What you have to do —
Extract all of the entries and set them down verbatim.

Dataset items
###

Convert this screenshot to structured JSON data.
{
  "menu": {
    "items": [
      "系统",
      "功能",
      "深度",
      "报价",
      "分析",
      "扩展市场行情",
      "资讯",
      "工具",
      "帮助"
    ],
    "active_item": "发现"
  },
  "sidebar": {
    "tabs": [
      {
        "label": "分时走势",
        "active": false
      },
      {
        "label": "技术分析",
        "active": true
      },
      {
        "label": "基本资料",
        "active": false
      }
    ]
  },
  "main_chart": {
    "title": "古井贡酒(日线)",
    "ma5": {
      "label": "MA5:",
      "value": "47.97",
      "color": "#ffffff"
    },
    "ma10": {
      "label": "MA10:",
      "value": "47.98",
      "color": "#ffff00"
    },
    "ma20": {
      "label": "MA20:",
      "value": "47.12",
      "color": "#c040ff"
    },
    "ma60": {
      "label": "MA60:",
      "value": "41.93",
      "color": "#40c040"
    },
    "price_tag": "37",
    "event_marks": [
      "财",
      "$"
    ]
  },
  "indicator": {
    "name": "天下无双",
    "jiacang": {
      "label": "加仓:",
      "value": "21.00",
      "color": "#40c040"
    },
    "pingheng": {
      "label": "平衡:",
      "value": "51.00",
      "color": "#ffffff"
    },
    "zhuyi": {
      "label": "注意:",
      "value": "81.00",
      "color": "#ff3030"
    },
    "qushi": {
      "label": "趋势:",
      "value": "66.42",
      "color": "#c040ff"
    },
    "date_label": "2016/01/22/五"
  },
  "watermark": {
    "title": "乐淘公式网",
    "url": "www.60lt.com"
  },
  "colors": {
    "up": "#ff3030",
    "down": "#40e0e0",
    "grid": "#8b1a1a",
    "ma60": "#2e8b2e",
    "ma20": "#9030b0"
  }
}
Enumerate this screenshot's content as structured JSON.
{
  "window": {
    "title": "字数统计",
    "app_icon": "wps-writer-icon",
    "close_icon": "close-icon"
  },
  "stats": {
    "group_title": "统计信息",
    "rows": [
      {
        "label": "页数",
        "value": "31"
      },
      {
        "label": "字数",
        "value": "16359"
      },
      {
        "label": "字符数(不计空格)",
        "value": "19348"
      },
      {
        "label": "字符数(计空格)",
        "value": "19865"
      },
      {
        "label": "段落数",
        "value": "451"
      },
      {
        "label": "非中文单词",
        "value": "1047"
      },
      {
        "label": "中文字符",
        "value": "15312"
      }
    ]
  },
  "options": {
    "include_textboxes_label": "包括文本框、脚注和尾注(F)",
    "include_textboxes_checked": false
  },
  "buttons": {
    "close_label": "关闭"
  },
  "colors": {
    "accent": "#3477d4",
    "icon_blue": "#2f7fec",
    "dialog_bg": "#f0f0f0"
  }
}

###

Exercise solution —
Convert this screenshot to structured JSON data.
{
  "menu": {
    "items": [
      "系统",
      "功能",
      "深度",
      "报价",
      "分析",
      "扩展市场行情",
      "资讯",
      "工具",
      "帮助"
    ],
    "active_item": "发现"
  },
  "sidebar": {
    "tabs": [
      {
        "label": "分时走势",
        "active": false
      },
      {
        "label": "技术分析",
        "active": true
      },
      {
        "label": "基本资料",
        "active": false
      }
    ]
  },
  "main_chart": {
    "title": "古井贡酒(日线)",
    "ma5": {
      "label": "MA5:",
      "value": "47.97",
      "color": "#ffffff"
    },
    "ma10": {
      "label": "MA10:",
      "value": "47.98",
      "color": "#ffff00"
    },
    "ma20": {
      "label": "MA20:",
      "value": "47.12",
      "color": "#c040ff"
    },
    "ma60": {
      "label": "MA60:",
      "value": "41.93",
      "color": "#40c040"
    },
    "price_tag": "37",
    "event_marks": [
      "财",
      "$"
    ]
  },
  "indicator": {
    "name": "天下无双",
    "jiacang": {
      "label": "加仓:",
      "value": "21.00",
      "color": "#40c040"
    },
    "pingheng": {
      "label": "平衡:",
      "value": "51.00",
      "color": "#ffffff"
    },
    "zhuyi": {
      "label": "注意:",
      "value": "81.00",
      "color": "#ff3030"
    },
    "qushi": {
      "label": "趋势:",
      "value": "66.42",
      "color": "#c040ff"
    },
    "date_label": "2016/01/22/五"
  },
  "watermark": {
    "title": "乐淘公式网",
    "url": "www.60lt.com"
  },
  "colors": {
    "up": "#ff3030",
    "down": "#40e0e0",
    "grid": "#8b1a1a",
    "ma60": "#2e8b2e",
    "ma20": "#9030b0"
  }
}
Enumerate this screenshot's content as structured JSON.
{
  "window": {
    "title": "字数统计",
    "app_icon": "wps-writer-icon",
    "close_icon": "close-icon"
  },
  "stats": {
    "group_title": "统计信息",
    "rows": [
      {
        "label": "页数",
        "value": "31"
      },
      {
        "label": "字数",
        "value": "16359"
      },
      {
        "label": "字符数(不计空格)",
        "value": "19348"
      },
      {
        "label": "字符数(计空格)",
        "value": "19865"
      },
      {
        "label": "段落数",
        "value": "451"
      },
      {
        "label": "非中文单词",
        "value": "1047"
      },
      {
        "label": "中文字符",
        "value": "15312"
      }
    ]
  },
  "options": {
    "include_textboxes_label": "包括文本框、脚注和尾注(F)",
    "include_textboxes_checked": false
  },
  "buttons": {
    "close_label": "关闭"
  },
  "colors": {
    "accent": "#3477d4",
    "icon_blue": "#2f7fec",
    "dialog_bg": "#f0f0f0"
  }
}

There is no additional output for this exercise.